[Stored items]
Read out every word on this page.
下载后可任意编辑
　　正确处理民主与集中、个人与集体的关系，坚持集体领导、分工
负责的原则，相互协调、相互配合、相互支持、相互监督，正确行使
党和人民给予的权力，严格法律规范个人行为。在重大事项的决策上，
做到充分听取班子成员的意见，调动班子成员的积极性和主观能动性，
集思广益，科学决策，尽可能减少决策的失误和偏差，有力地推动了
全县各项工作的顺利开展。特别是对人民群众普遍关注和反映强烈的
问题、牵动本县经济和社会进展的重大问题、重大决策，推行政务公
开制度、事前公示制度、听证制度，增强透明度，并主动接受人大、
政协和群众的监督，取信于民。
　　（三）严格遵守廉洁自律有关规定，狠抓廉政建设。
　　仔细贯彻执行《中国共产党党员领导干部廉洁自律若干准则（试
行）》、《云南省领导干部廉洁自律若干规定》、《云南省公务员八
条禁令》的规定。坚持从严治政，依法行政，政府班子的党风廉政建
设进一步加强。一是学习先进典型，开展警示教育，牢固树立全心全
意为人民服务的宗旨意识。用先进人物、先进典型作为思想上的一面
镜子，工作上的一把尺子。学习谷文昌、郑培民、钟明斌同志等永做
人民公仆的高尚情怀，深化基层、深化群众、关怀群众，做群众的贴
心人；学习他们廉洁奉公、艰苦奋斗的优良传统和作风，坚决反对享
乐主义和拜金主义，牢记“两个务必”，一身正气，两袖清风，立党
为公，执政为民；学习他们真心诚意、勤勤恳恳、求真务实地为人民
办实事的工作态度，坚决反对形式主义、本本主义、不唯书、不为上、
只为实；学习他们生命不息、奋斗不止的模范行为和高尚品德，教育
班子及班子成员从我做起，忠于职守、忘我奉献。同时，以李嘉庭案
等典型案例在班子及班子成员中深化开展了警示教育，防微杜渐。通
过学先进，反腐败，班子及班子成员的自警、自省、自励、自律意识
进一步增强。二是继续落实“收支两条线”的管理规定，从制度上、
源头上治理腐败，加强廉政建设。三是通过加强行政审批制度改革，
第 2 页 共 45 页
...
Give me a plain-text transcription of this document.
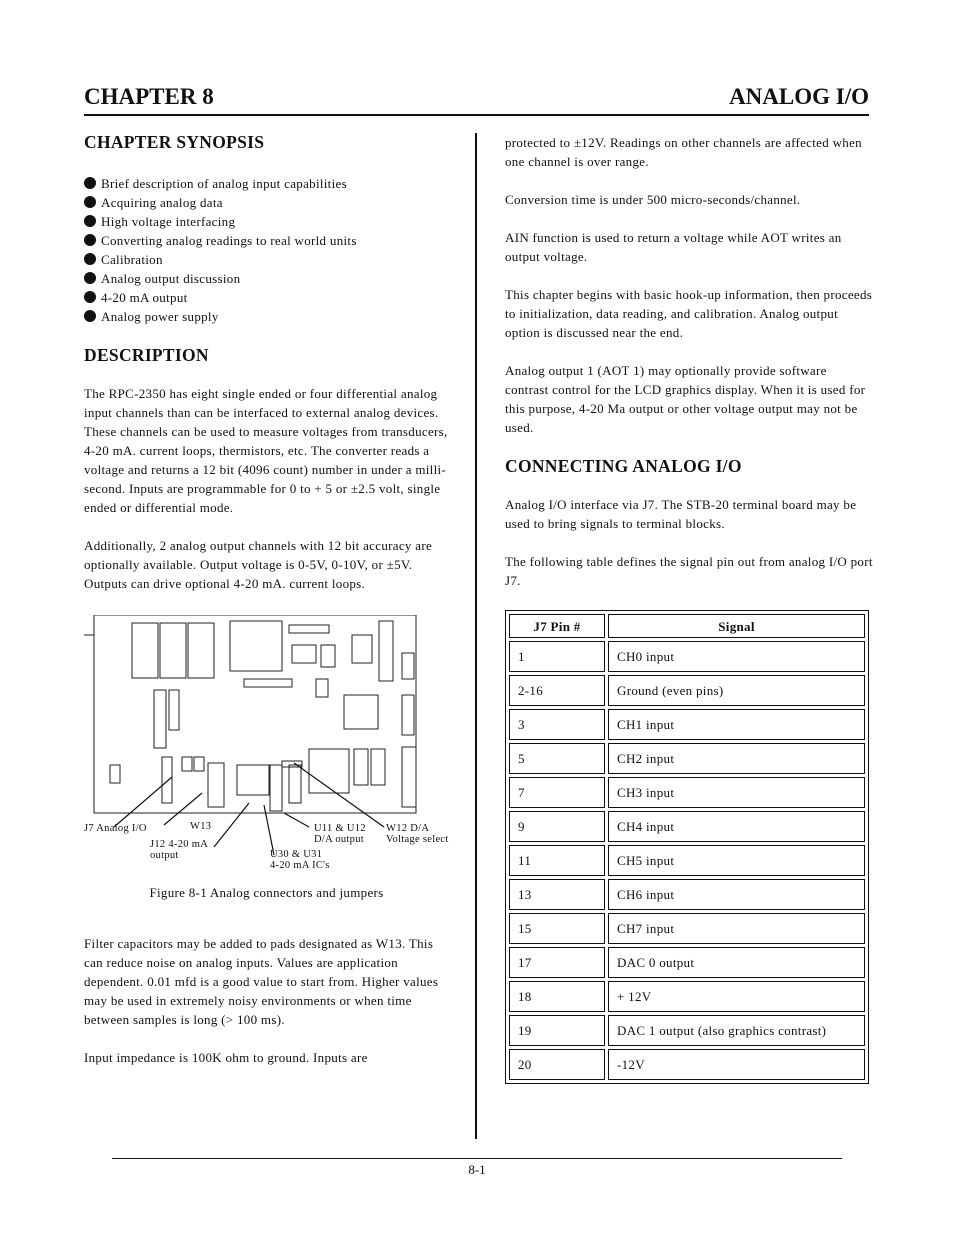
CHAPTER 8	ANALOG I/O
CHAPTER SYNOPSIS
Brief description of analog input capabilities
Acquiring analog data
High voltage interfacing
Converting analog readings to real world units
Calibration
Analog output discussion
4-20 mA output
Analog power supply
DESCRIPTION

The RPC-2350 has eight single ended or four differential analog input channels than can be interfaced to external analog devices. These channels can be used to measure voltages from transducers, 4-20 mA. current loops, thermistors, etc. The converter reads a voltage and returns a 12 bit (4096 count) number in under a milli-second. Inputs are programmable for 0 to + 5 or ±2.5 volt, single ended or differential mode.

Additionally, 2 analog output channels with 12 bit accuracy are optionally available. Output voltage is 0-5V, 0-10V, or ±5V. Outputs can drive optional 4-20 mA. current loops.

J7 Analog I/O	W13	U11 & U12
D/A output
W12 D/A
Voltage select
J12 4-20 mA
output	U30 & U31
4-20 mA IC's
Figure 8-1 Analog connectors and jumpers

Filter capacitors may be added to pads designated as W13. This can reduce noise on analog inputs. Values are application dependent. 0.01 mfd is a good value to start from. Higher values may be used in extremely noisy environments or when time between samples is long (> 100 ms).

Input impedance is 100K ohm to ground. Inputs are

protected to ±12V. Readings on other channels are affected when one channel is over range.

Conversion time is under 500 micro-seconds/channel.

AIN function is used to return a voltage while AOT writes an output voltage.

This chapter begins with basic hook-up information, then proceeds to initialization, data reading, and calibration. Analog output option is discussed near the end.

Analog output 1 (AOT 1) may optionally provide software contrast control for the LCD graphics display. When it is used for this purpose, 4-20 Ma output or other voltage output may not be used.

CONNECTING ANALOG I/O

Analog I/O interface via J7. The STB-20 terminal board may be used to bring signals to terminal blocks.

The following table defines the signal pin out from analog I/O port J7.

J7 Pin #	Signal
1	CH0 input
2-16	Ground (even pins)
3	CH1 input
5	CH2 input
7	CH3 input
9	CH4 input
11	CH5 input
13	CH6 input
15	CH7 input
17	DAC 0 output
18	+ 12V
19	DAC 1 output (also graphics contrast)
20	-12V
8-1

• **Goal**: Pull out every line of the entries that includes the word "with".

• **Response to this exercise**:
Additionally, 2 analog output channels with 12 bit accuracy are optionally available. Output voltage is 0-5V, 0-10V, or ±5V. Outputs can drive optional 4-20 mA. current loops.
This chapter begins with basic hook-up information, then proceeds to initialization, data reading, and calibration. Analog output option is discussed near the end.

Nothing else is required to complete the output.